*Directions for this task*: Reproduce the complete listing without any deviation.

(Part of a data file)
.....
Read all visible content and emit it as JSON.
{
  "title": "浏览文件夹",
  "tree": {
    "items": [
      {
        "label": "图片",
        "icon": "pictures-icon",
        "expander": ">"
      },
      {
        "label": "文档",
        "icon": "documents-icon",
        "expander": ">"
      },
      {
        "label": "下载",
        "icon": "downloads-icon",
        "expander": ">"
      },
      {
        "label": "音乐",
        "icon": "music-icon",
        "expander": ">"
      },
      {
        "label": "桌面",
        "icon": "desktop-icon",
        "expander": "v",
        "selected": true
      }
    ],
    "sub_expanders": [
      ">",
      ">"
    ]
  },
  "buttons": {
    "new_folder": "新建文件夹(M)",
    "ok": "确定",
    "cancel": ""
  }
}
.....
*Finished task*:
Read all visible content and emit it as JSON.
{
  "title": "浏览文件夹",
  "tree": {
    "items": [
      {
        "label": "图片",
        "icon": "pictures-icon",
        "expander": ">"
      },
      {
        "label": "文档",
        "icon": "documents-icon",
        "expander": ">"
      },
      {
        "label": "下载",
        "icon": "downloads-icon",
        "expander": ">"
      },
      {
        "label": "音乐",
        "icon": "music-icon",
        "expander": ">"
      },
      {
        "label": "桌面",
        "icon": "desktop-icon",
        "expander": "v",
        "selected": true
      }
    ],
    "sub_expanders": [
      ">",
      ">"
    ]
  },
  "buttons": {
    "new_folder": "新建文件夹(M)",
    "ok": "确定",
    "cancel": ""
  }
}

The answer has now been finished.